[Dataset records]
┌────────
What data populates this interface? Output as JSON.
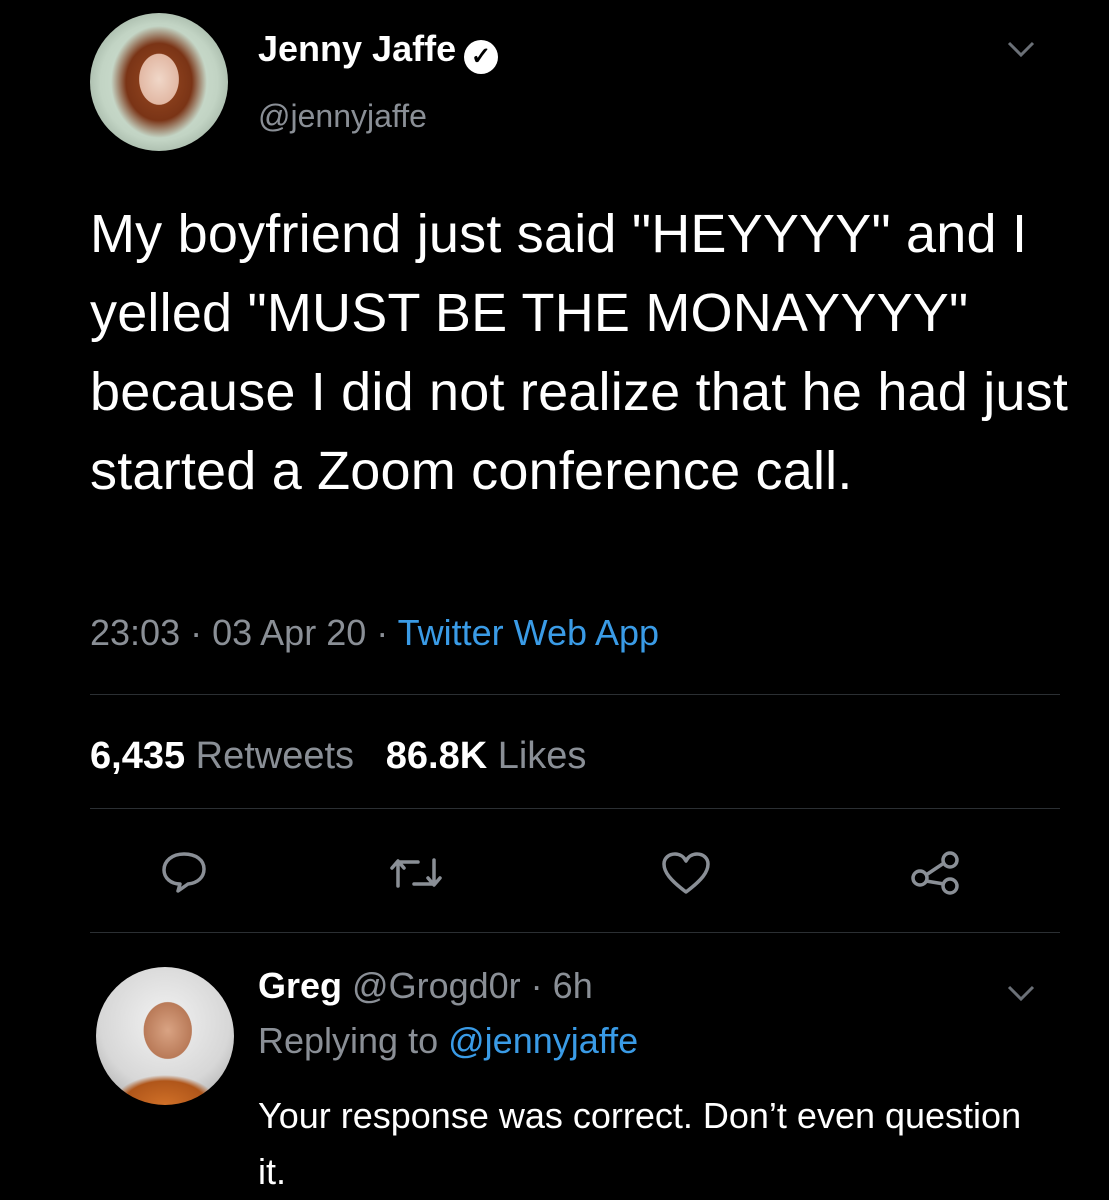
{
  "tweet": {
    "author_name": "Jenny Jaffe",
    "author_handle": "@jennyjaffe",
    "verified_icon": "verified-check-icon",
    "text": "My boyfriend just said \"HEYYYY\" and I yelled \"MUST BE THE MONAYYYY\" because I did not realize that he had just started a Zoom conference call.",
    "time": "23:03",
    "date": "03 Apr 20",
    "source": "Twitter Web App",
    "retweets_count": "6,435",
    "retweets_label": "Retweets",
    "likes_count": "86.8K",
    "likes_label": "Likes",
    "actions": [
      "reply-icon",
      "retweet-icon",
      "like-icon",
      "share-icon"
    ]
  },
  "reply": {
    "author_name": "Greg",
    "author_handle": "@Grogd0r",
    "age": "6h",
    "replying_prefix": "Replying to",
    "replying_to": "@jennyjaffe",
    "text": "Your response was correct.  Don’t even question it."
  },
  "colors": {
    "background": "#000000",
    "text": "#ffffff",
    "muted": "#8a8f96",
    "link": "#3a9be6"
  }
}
└────────
[DIRECTION] Transcribe the records above exactly, leaving out every picture.

[ANSWER FOR THIS EXERCISE]
What data populates this interface? Output as JSON.
{
  "tweet": {
    "author_name": "Jenny Jaffe",
    "author_handle": "@jennyjaffe",
    "verified_icon": "verified-check-icon",
    "text": "My boyfriend just said \"HEYYYY\" and I yelled \"MUST BE THE MONAYYYY\" because I did not realize that he had just started a Zoom conference call.",
    "time": "23:03",
    "date": "03 Apr 20",
    "source": "Twitter Web App",
    "retweets_count": "6,435",
    "retweets_label": "Retweets",
    "likes_count": "86.8K",
    "likes_label": "Likes",
    "actions": [
      "reply-icon",
      "retweet-icon",
      "like-icon",
      "share-icon"
    ]
  },
  "reply": {
    "author_name": "Greg",
    "author_handle": "@Grogd0r",
    "age": "6h",
    "replying_prefix": "Replying to",
    "replying_to": "@jennyjaffe",
    "text": "Your response was correct.  Don’t even question it."
  },
  "colors": {
    "background": "#000000",
    "text": "#ffffff",
    "muted": "#8a8f96",
    "link": "#3a9be6"
  }
}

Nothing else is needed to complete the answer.